Description de la tâche:
Recopiez mot pour mot les lignes qui vont du début des entrées jusqu'à la ligne contenant « ruler-tick: 52 bbox=[536, 7, 548, 18] », cette dernière incluse.

'''

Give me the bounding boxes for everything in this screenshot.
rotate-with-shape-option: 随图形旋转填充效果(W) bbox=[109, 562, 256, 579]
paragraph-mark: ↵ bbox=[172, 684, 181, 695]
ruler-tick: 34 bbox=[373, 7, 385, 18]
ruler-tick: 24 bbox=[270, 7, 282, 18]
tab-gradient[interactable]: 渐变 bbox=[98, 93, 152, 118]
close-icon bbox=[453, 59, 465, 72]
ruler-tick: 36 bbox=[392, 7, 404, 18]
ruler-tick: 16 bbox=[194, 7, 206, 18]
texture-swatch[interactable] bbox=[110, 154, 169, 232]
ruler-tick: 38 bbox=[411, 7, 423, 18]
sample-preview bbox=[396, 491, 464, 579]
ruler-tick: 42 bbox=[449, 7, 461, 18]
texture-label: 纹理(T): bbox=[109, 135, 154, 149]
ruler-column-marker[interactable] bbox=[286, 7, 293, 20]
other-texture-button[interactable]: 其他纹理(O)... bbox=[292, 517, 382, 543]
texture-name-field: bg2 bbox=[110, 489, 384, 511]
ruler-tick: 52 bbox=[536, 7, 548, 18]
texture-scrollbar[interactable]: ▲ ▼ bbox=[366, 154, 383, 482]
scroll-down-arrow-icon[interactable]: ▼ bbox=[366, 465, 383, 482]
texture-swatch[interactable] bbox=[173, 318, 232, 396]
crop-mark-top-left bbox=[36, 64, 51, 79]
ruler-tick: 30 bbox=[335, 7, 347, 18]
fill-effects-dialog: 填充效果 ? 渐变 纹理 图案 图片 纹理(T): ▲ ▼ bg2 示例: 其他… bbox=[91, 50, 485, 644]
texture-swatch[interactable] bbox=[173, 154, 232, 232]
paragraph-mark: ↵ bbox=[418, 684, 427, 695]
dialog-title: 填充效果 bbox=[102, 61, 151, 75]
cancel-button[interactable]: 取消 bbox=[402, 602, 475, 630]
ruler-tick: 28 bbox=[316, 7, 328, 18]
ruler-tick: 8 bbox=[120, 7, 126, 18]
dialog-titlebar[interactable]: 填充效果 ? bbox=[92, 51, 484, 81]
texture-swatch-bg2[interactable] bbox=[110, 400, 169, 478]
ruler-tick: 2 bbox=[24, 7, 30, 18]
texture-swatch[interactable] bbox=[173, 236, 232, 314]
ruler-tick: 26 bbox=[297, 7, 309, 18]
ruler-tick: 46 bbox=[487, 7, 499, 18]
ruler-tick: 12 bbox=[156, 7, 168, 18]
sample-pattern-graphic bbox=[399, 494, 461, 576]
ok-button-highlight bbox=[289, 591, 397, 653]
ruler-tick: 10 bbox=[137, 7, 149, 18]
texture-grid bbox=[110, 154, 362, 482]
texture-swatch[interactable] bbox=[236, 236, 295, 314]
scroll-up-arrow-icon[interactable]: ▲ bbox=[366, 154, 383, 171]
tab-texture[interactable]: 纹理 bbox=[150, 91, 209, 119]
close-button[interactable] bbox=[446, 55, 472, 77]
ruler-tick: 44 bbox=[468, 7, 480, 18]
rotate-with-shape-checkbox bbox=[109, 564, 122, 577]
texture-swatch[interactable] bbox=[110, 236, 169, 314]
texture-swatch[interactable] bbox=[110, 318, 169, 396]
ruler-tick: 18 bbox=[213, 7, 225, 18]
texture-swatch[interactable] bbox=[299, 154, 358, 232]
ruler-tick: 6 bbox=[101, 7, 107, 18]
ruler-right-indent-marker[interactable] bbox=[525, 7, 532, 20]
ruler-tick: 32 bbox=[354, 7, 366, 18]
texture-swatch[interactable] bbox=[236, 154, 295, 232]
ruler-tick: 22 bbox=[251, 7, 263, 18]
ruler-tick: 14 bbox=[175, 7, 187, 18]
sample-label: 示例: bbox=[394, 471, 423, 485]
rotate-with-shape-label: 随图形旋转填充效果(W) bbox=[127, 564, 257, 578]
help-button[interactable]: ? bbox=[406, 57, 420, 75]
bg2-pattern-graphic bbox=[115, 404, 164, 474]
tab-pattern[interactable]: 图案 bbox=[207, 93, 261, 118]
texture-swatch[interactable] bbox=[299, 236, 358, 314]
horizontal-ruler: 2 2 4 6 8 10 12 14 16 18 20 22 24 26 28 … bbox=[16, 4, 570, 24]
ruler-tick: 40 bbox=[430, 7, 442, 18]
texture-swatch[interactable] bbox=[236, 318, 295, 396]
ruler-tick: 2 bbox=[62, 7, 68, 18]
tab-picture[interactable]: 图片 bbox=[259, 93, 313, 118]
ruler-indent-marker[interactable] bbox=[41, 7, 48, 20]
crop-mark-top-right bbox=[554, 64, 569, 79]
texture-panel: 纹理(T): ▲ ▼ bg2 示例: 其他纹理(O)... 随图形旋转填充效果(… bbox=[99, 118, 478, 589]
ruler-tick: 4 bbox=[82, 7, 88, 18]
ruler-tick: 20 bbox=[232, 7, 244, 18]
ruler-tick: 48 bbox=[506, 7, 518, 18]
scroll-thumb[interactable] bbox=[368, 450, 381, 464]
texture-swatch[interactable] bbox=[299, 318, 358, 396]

'''

Résultat de la tâche:
Give me the bounding boxes for everything in this screenshot.
rotate-with-shape-option: 随图形旋转填充效果(W) bbox=[109, 562, 256, 579]
paragraph-mark: ↵ bbox=[172, 684, 181, 695]
ruler-tick: 34 bbox=[373, 7, 385, 18]
ruler-tick: 24 bbox=[270, 7, 282, 18]
tab-gradient[interactable]: 渐变 bbox=[98, 93, 152, 118]
close-icon bbox=[453, 59, 465, 72]
ruler-tick: 36 bbox=[392, 7, 404, 18]
ruler-tick: 16 bbox=[194, 7, 206, 18]
texture-swatch[interactable] bbox=[110, 154, 169, 232]
ruler-tick: 38 bbox=[411, 7, 423, 18]
sample-preview bbox=[396, 491, 464, 579]
ruler-tick: 42 bbox=[449, 7, 461, 18]
texture-label: 纹理(T): bbox=[109, 135, 154, 149]
ruler-column-marker[interactable] bbox=[286, 7, 293, 20]
other-texture-button[interactable]: 其他纹理(O)... bbox=[292, 517, 382, 543]
texture-name-field: bg2 bbox=[110, 489, 384, 511]
ruler-tick: 52 bbox=[536, 7, 548, 18]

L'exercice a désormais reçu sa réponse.